■ RECORDS SUPPLIED ■
▶

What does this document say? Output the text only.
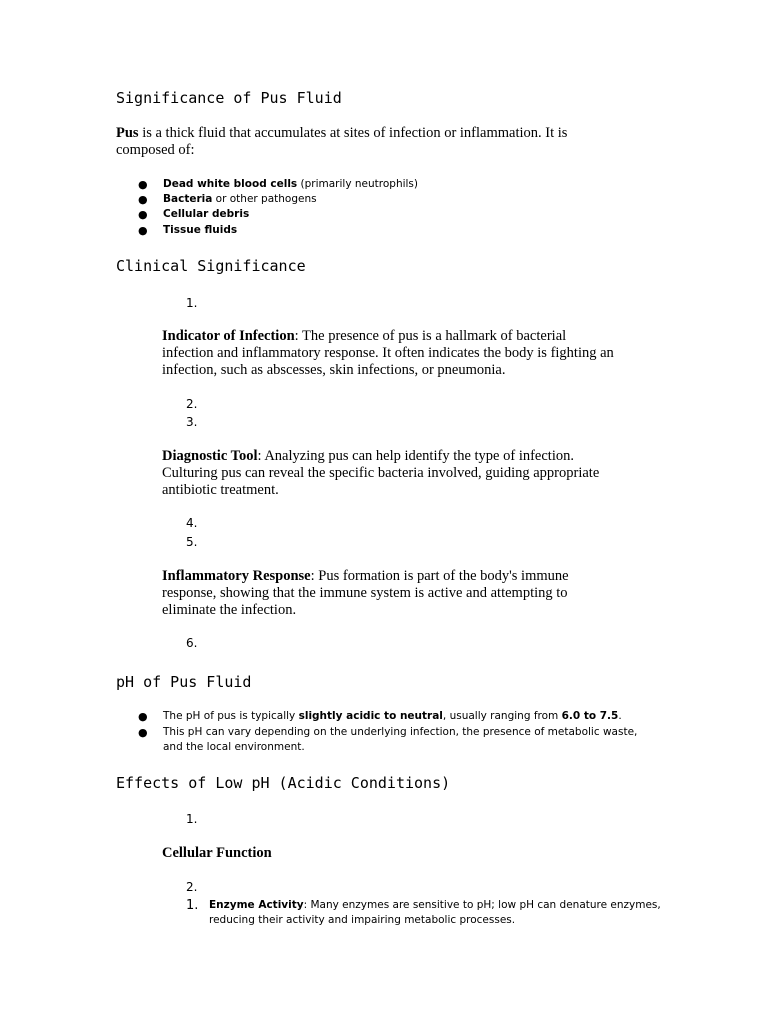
Significance of Pus Fluid
Pus is a thick fluid that accumulates at sites of infection or inflammation. It is
composed of:
● Dead white blood cells (primarily neutrophils)
● Bacteria or other pathogens
● Cellular debris
● Tissue fluids
Clinical Significance
1.
Indicator of Infection: The presence of pus is a hallmark of bacterial
infection and inflammatory response. It often indicates the body is fighting an
infection, such as abscesses, skin infections, or pneumonia.
2.
3.
Diagnostic Tool: Analyzing pus can help identify the type of infection.
Culturing pus can reveal the specific bacteria involved, guiding appropriate
antibiotic treatment.
4.
5.
Inflammatory Response: Pus formation is part of the body's immune
response, showing that the immune system is active and attempting to
eliminate the infection.
6.
pH of Pus Fluid
● The pH of pus is typically slightly acidic to neutral, usually ranging from 6.0 to 7.5.
● This pH can vary depending on the underlying infection, the presence of metabolic waste,
and the local environment.
Effects of Low pH (Acidic Conditions)
1.
Cellular Function
2.
1. Enzyme Activity: Many enzymes are sensitive to pH; low pH can denature enzymes,
reducing their activity and impairing metabolic processes.
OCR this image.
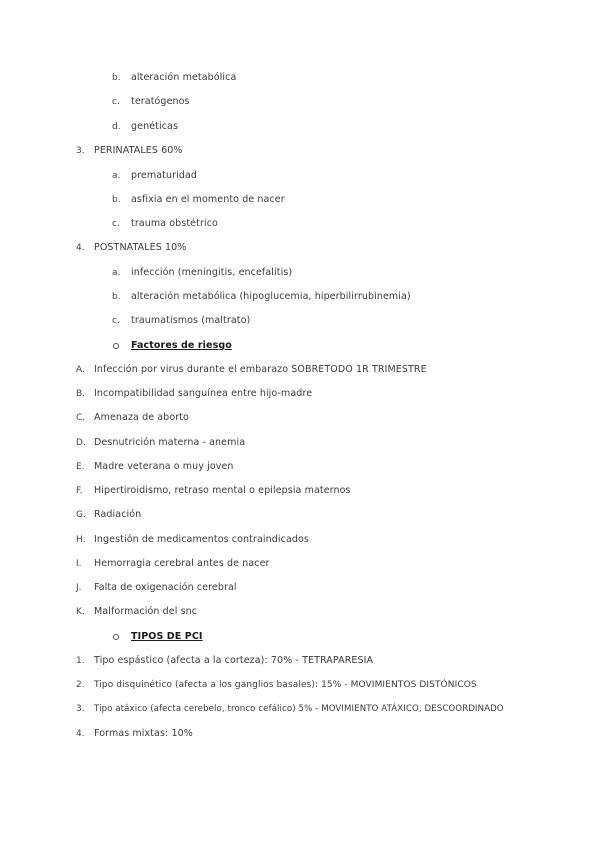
b. alteración metabólica
c. teratógenos
d. genéticas
3. PERINATALES 60%
a. prematuridad
b. asfixia en el momento de nacer
c. trauma obstétrico
4. POSTNATALES 10%
a. infección (meningitis, encefalitis)
b. alteración metabólica (hipoglucemia, hiperbilirrubinemia)
c. traumatismos (maltrato)
Factores de riesgo
A. Infección por virus durante el embarazo SOBRETODO 1R TRIMESTRE
B. Incompatibilidad sanguínea entre hijo-madre
C. Amenaza de aborto
D. Desnutrición materna - anemia
E. Madre veterana o muy joven
F. Hipertiroidismo, retraso mental o epilepsia maternos
G. Radiación
H. Ingestión de medicamentos contraindicados
I. Hemorragia cerebral antes de nacer
J. Falta de oxigenación cerebral
K. Malformación del snc
TIPOS DE PCI
1. Tipo espástico (afecta a la corteza): 70% - TETRAPARESIA
2. Tipo disquinético (afecta a los ganglios basales): 15% - MOVIMIENTOS DISTÓNICOS
3. Tipo atáxico (afecta cerebelo, tronco cefálico) 5% - MOVIMIENTO ATÁXICO, DESCOORDINADO
4. Formas mixtas: 10%
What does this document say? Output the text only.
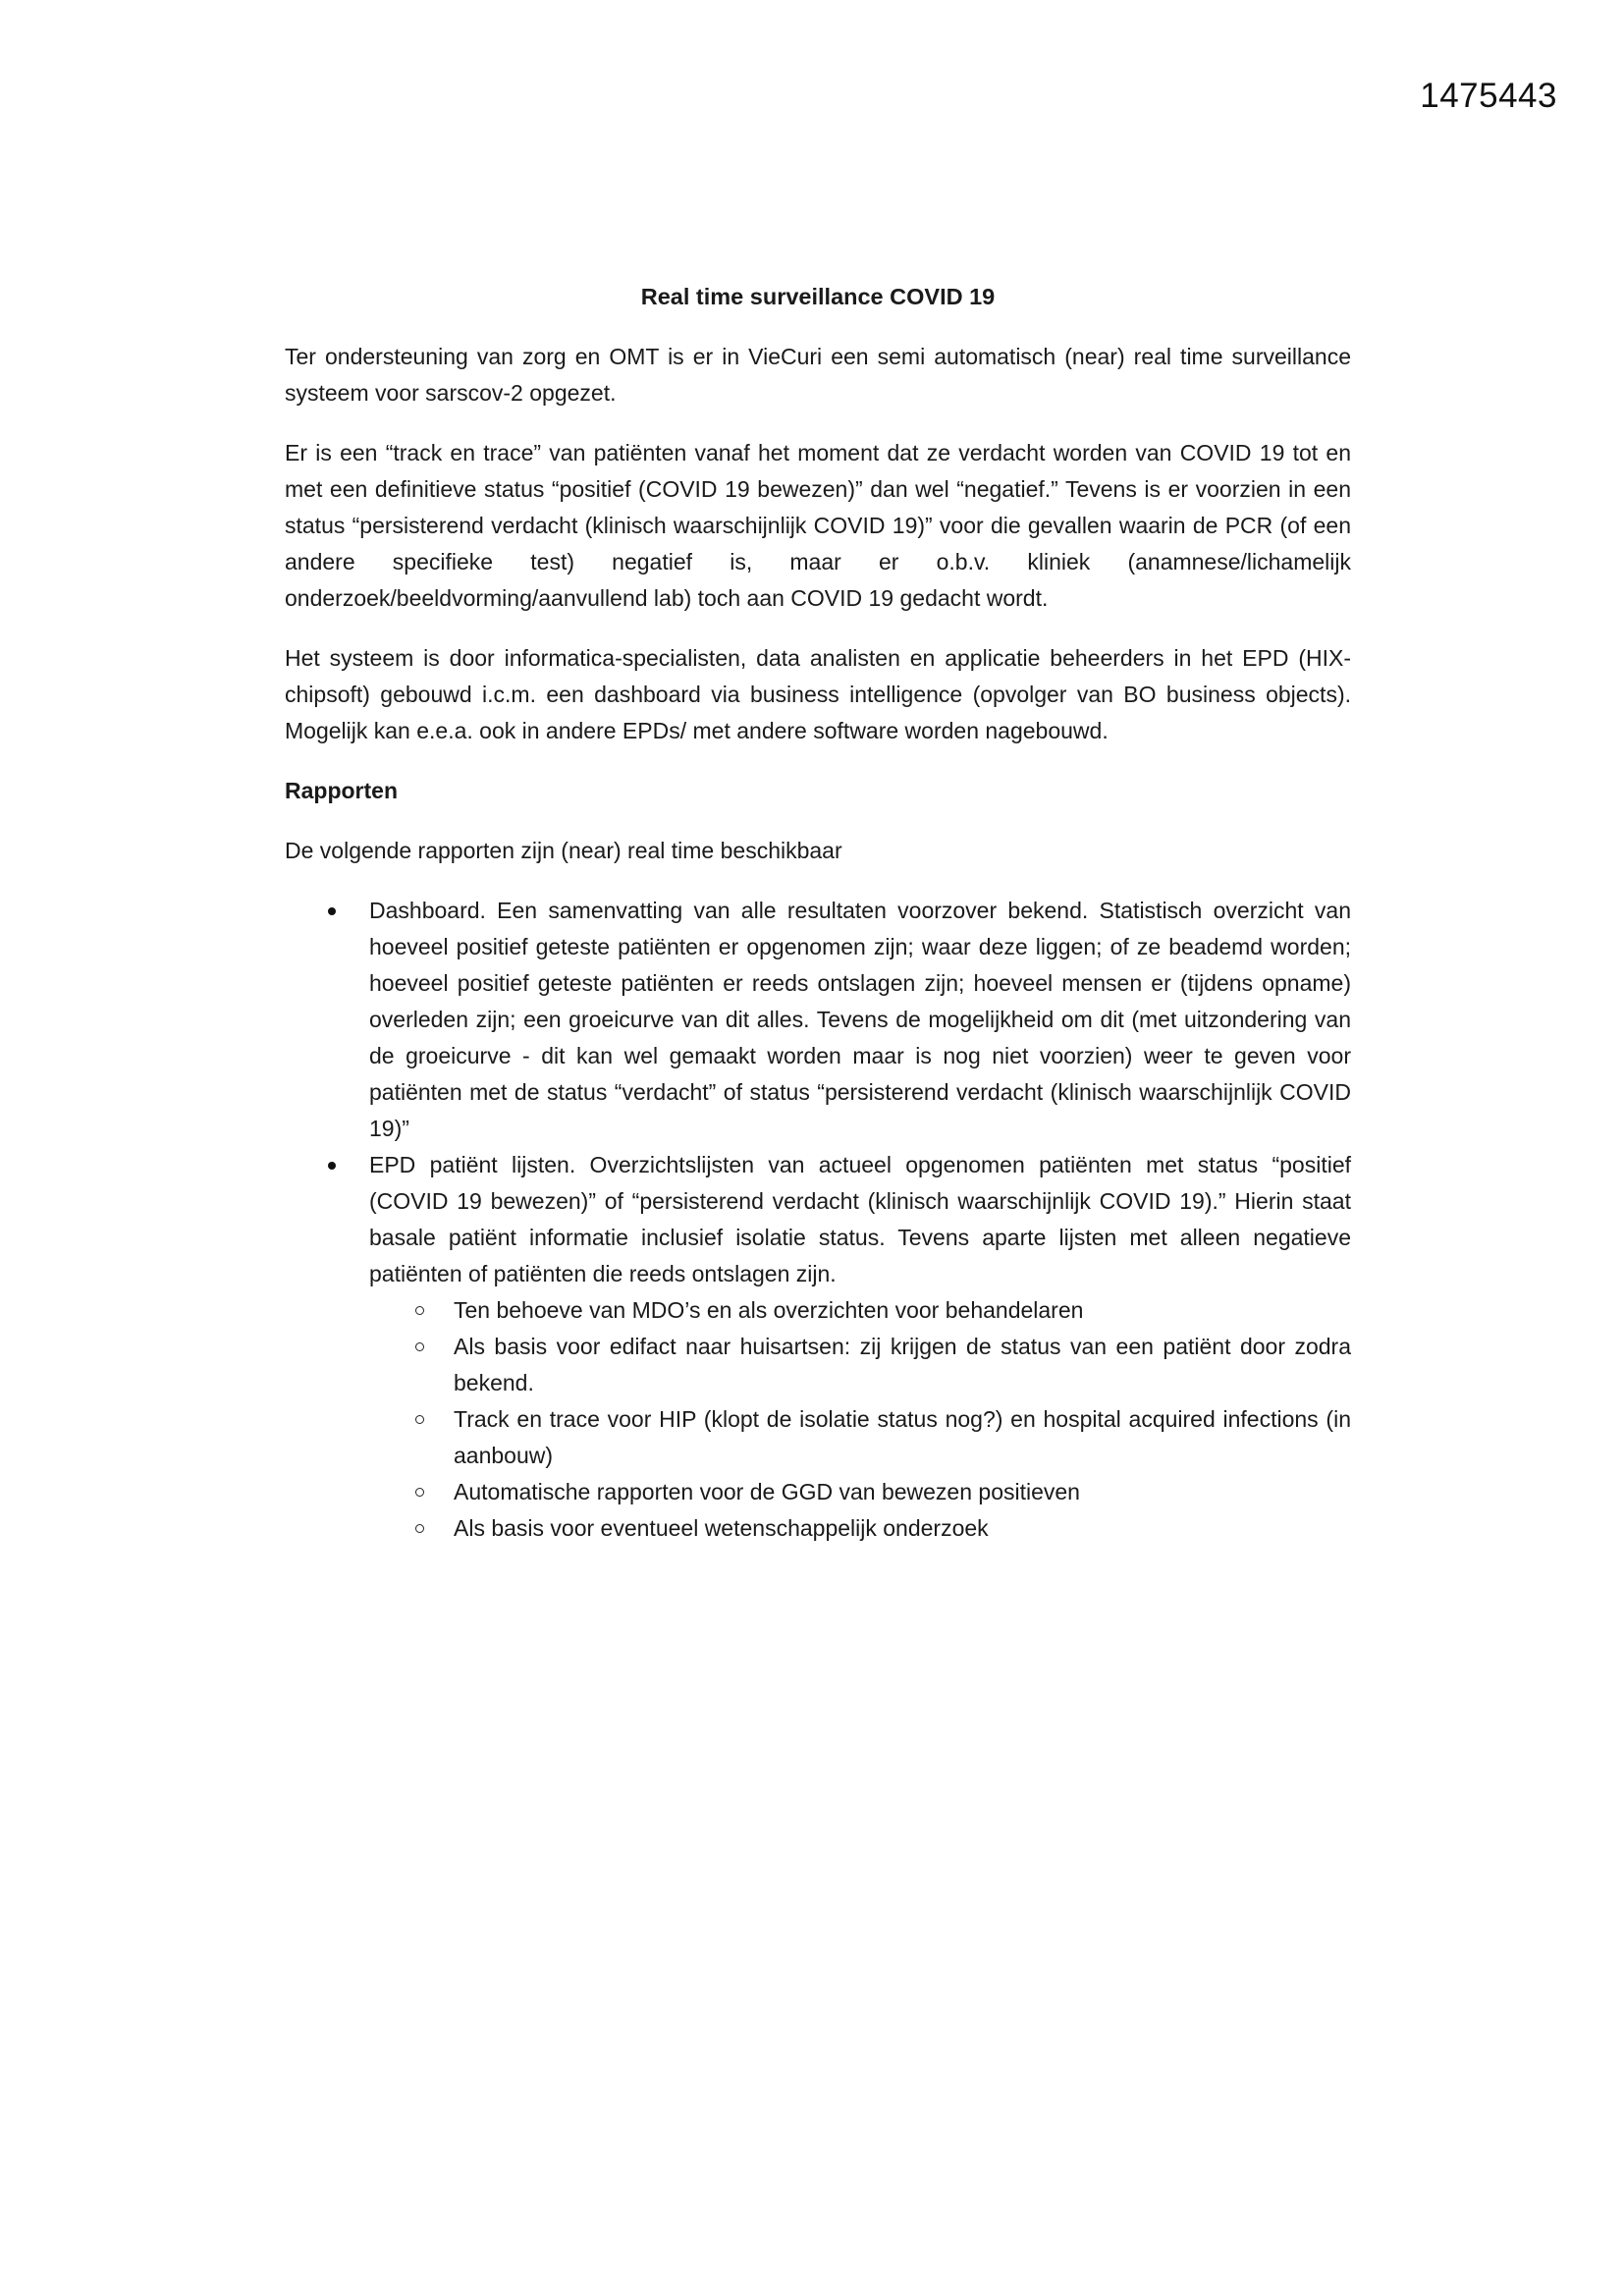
1475443
Real time surveillance COVID 19

Ter ondersteuning van zorg en OMT is er in VieCuri een semi automatisch (near) real time surveillance systeem voor sarscov-2 opgezet.

Er is een “track en trace” van patiënten vanaf het moment dat ze verdacht worden van COVID 19 tot en met een definitieve status “positief (COVID 19 bewezen)” dan wel “negatief.” Tevens is er voorzien in een status “persisterend verdacht (klinisch waarschijnlijk COVID 19)” voor die gevallen waarin de PCR (of een andere specifieke test) negatief is, maar er o.b.v. kliniek (anamnese/lichamelijk onderzoek/beeldvorming/aanvullend lab) toch aan COVID 19 gedacht wordt.

Het systeem is door informatica-specialisten, data analisten en applicatie beheerders in het EPD (HIX-chipsoft) gebouwd i.c.m. een dashboard via business intelligence (opvolger van BO business objects). Mogelijk kan e.e.a. ook in andere EPDs/ met andere software worden nagebouwd.

Rapporten

De volgende rapporten zijn (near) real time beschikbaar

Dashboard. Een samenvatting van alle resultaten voorzover bekend. Statistisch overzicht van hoeveel positief geteste patiënten er opgenomen zijn; waar deze liggen; of ze beademd worden; hoeveel positief geteste patiënten er reeds ontslagen zijn; hoeveel mensen er (tijdens opname) overleden zijn; een groeicurve van dit alles. Tevens de mogelijkheid om dit (met uitzondering van de groeicurve - dit kan wel gemaakt worden maar is nog niet voorzien) weer te geven voor patiënten met de status “verdacht” of status “persisterend verdacht (klinisch waarschijnlijk COVID 19)”
EPD patiënt lijsten. Overzichtslijsten van actueel opgenomen patiënten met status “positief (COVID 19 bewezen)” of “persisterend verdacht (klinisch waarschijnlijk COVID 19).” Hierin staat basale patiënt informatie inclusief isolatie status. Tevens aparte lijsten met alleen negatieve patiënten of patiënten die reeds ontslagen zijn.
Ten behoeve van MDO’s en als overzichten voor behandelaren
Als basis voor edifact naar huisartsen: zij krijgen de status van een patiënt door zodra bekend.
Track en trace voor HIP (klopt de isolatie status nog?) en hospital acquired infections (in aanbouw)
Automatische rapporten voor de GGD van bewezen positieven
Als basis voor eventueel wetenschappelijk onderzoek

◀

■ TO DO ■
Your answer should be a single number, namely how many lines of the data above hold "Cellular".

■ RESULT OF THIS TASK ■
2